■ Data records:

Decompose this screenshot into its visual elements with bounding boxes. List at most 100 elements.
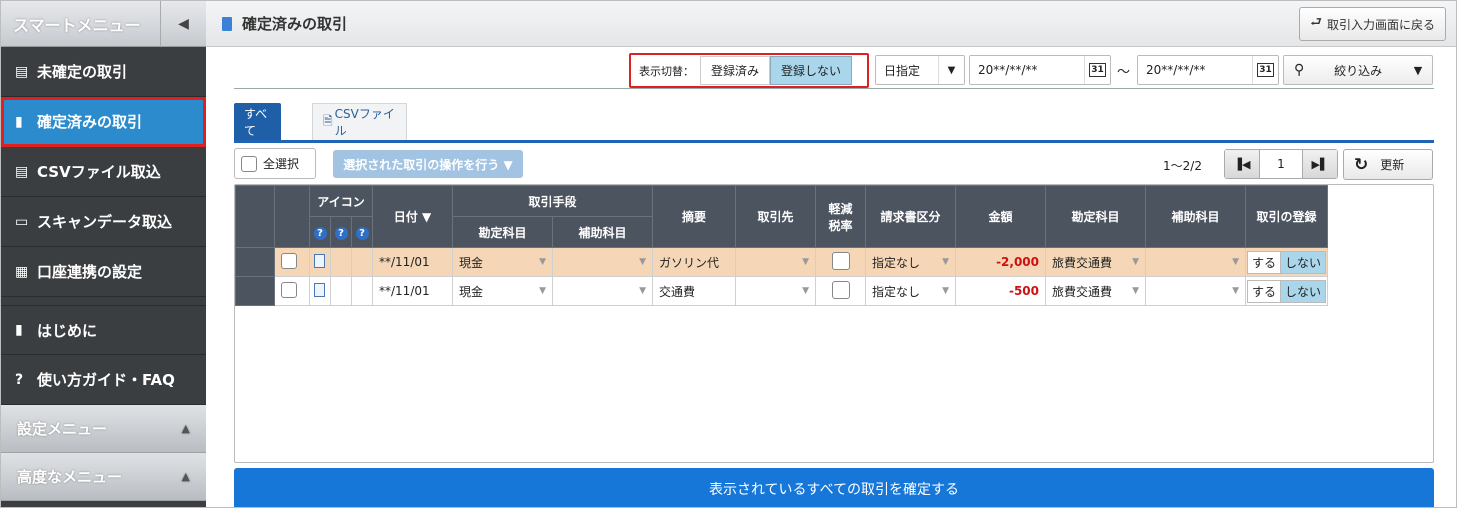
date-from-field[interactable]: 20**/**/** 31 [969, 55, 1111, 85]
invoice-type-select[interactable]: 指定なし ▼ [865, 247, 956, 277]
method-sub-select[interactable]: ▼ [552, 247, 653, 277]
search-icon: ⚲ [1294, 62, 1305, 78]
narrow-down-button[interactable]: ⚲ 絞り込み ▼ [1283, 55, 1433, 85]
chevron-up-icon: ▲ [181, 422, 190, 435]
document-icon[interactable] [314, 253, 325, 268]
row-icon-cell [330, 247, 352, 277]
account-select[interactable]: 旅費交通費 ▼ [1045, 247, 1146, 277]
chevron-down-icon: ▼ [1232, 286, 1239, 296]
register-no-button[interactable]: しない [1281, 251, 1325, 273]
partner-select[interactable]: ▼ [735, 276, 816, 306]
help-header-3: ? [351, 216, 373, 248]
select-all-checkbox[interactable]: 全選択 [234, 148, 316, 179]
sidebar-item-scan-import[interactable]: ▭ スキャンデータ取込 [1, 197, 206, 247]
sidebar-item-csv-import[interactable]: ▤ CSVファイル取込 [1, 147, 206, 197]
date-header[interactable]: 日付 ▼ [372, 185, 453, 248]
chevron-down-icon: ▼ [802, 257, 809, 267]
sidebar-item-confirmed[interactable]: ▮ 確定済みの取引 [1, 97, 206, 147]
invoice-type-select[interactable]: 指定なし ▼ [865, 276, 956, 306]
document-icon[interactable] [314, 282, 325, 297]
summary-header: 摘要 [652, 185, 736, 248]
row-handle [235, 247, 275, 277]
row-amount[interactable]: -2,000 [955, 247, 1046, 277]
method-account-select[interactable]: 現金 ▼ [452, 247, 553, 277]
collapse-sidebar-button[interactable]: ◀ [160, 1, 206, 47]
icon-header: アイコン [309, 185, 373, 217]
filter-bar: 表示切替： 登録済み 登録しない 日指定 ▼ 20**/**/** 31 ～ 2… [234, 53, 1434, 89]
registered-toggle[interactable]: 登録済み [700, 56, 771, 85]
sidebar-item-label: CSVファイル取込 [37, 163, 161, 181]
select-value: 指定なし [872, 255, 921, 270]
chevron-down-icon: ▼ [1132, 286, 1139, 296]
date-to-value: 20**/**/** [1146, 63, 1206, 77]
table-row[interactable]: **/11/01 現金 ▼ ▼ 交通費 ▼ 指定なし ▼ -500 旅費交通費 ▼ ▼… [235, 276, 1328, 306]
submenu-advanced[interactable]: 高度なメニュー ▲ [1, 453, 206, 501]
reduced-tax-line2: 税率 [828, 218, 853, 233]
method-sub-select[interactable]: ▼ [552, 276, 653, 306]
sub-account-select[interactable]: ▼ [1145, 247, 1246, 277]
reduced-tax-checkbox[interactable] [831, 251, 850, 270]
narrow-down-label: 絞り込み [1334, 63, 1383, 78]
calendar-icon[interactable]: 31 [1084, 56, 1110, 84]
chevron-down-icon: ▼ [1132, 257, 1139, 267]
bulk-actions-button[interactable]: 選択された取引の操作を行う ▼ [333, 150, 523, 178]
partner-select[interactable]: ▼ [735, 247, 816, 277]
chevron-left-icon: ◀ [178, 15, 189, 32]
help-icon[interactable]: ? [355, 226, 369, 240]
account-select[interactable]: 旅費交通費 ▼ [1045, 276, 1146, 306]
row-date: **/11/01 [372, 247, 453, 277]
sidebar-item-account-link[interactable]: ▦ 口座連携の設定 [1, 247, 206, 297]
display-switch: 表示切替： 登録済み 登録しない [629, 53, 869, 88]
date-from-value: 20**/**/** [978, 63, 1038, 77]
back-to-entry-button[interactable]: ⮐ 取引入力画面に戻る [1299, 7, 1446, 41]
table-row[interactable]: **/11/01 現金 ▼ ▼ ガソリン代 ▼ 指定なし ▼ -2,000 旅費交通… [235, 247, 1328, 277]
last-page-button[interactable]: ▶▌ [1303, 150, 1337, 178]
row-checkbox[interactable] [281, 252, 297, 269]
row-summary[interactable]: ガソリン代 [652, 247, 736, 277]
chevron-down-icon: ▼ [802, 286, 809, 296]
reduced-tax-checkbox[interactable] [831, 280, 850, 299]
row-checkbox[interactable] [281, 281, 297, 298]
page-number[interactable]: 1 [1259, 150, 1303, 178]
register-header: 取引の登録 [1245, 185, 1328, 248]
sidebar-item-getting-started[interactable]: ▮ はじめに [1, 305, 206, 355]
sub-account-select[interactable]: ▼ [1145, 276, 1246, 306]
tab-csv-file[interactable]: 🗎 CSVファイル [312, 103, 407, 140]
row-select-cell [274, 276, 310, 306]
checkbox[interactable] [241, 155, 257, 172]
submenu-settings[interactable]: 設定メニュー ▲ [1, 405, 206, 453]
register-yes-button[interactable]: する [1248, 251, 1281, 273]
submenu-label: 設定メニュー [17, 420, 108, 438]
tab-all[interactable]: すべて [234, 103, 281, 140]
sidebar-item-unconfirmed[interactable]: ▤ 未確定の取引 [1, 47, 206, 97]
page-title: 確定済みの取引 [242, 15, 348, 33]
select-all-label: 全選択 [263, 157, 300, 171]
chevron-down-icon: ▼ [639, 257, 646, 267]
select-value: 現金 [459, 284, 484, 299]
invoice-type-header: 請求書区分 [865, 185, 956, 248]
unregistered-toggle[interactable]: 登録しない [770, 56, 853, 85]
row-amount[interactable]: -500 [955, 276, 1046, 306]
document-icon: 🗎 [323, 113, 333, 128]
sidebar-item-guide-faq[interactable]: ? 使い方ガイド・FAQ [1, 355, 206, 405]
submenu-label: 高度なメニュー [17, 468, 123, 486]
chevron-down-icon: ▼ [938, 56, 964, 84]
select-value: 指定なし [872, 284, 921, 299]
tab-bar: すべて 🗎 CSVファイル [234, 103, 1434, 143]
date-mode-select[interactable]: 日指定 ▼ [875, 55, 965, 85]
method-account-select[interactable]: 現金 ▼ [452, 276, 553, 306]
sidebar-title: スマートメニュー [13, 15, 141, 35]
first-page-button[interactable]: ▐◀ [1225, 150, 1259, 178]
reduced-tax-header: 軽減 税率 [815, 185, 866, 248]
help-icon[interactable]: ? [334, 226, 348, 240]
refresh-button[interactable]: ↻ 更新 [1343, 149, 1433, 180]
date-to-field[interactable]: 20**/**/** 31 [1137, 55, 1279, 85]
register-no-button[interactable]: しない [1281, 280, 1325, 302]
app-window: スマートメニュー ◀ ▤ 未確定の取引 ▮ 確定済みの取引 ▤ CSVファイル取込 ▭… [0, 0, 1457, 508]
help-icon[interactable]: ? [313, 226, 327, 240]
calendar-icon[interactable]: 31 [1252, 56, 1278, 84]
register-yes-button[interactable]: する [1248, 280, 1281, 302]
row-summary[interactable]: 交通費 [652, 276, 736, 306]
confirm-all-button[interactable]: 表示されているすべての取引を確定する [234, 468, 1434, 507]
calendar-day: 31 [1089, 63, 1106, 77]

■ To be done:
Copy only the stretch of the records from the line containing "date-from-field[interactable]: 20**/**/** 31" through the line containing "document-icon[interactable] [314, 282, 325, 297]", substituting "invoice-category-select" for "invoice-type-select" and changing nothing else.

■ Complete response:
date-from-field[interactable]: 20**/**/** 31 [969, 55, 1111, 85]
invoice-category-select[interactable]: 指定なし ▼ [865, 247, 956, 277]
method-sub-select[interactable]: ▼ [552, 247, 653, 277]
search-icon: ⚲ [1294, 62, 1305, 78]
narrow-down-button[interactable]: ⚲ 絞り込み ▼ [1283, 55, 1433, 85]
chevron-up-icon: ▲ [181, 422, 190, 435]
document-icon[interactable] [314, 253, 325, 268]
row-icon-cell [330, 247, 352, 277]
account-select[interactable]: 旅費交通費 ▼ [1045, 247, 1146, 277]
chevron-down-icon: ▼ [1232, 286, 1239, 296]
register-no-button[interactable]: しない [1281, 251, 1325, 273]
partner-select[interactable]: ▼ [735, 276, 816, 306]
help-header-3: ? [351, 216, 373, 248]
select-all-checkbox[interactable]: 全選択 [234, 148, 316, 179]
sidebar-item-scan-import[interactable]: ▭ スキャンデータ取込 [1, 197, 206, 247]
sidebar-item-csv-import[interactable]: ▤ CSVファイル取込 [1, 147, 206, 197]
date-header[interactable]: 日付 ▼ [372, 185, 453, 248]
chevron-down-icon: ▼ [802, 257, 809, 267]
sidebar-item-confirmed[interactable]: ▮ 確定済みの取引 [1, 97, 206, 147]
invoice-category-select[interactable]: 指定なし ▼ [865, 276, 956, 306]
document-icon[interactable] [314, 282, 325, 297]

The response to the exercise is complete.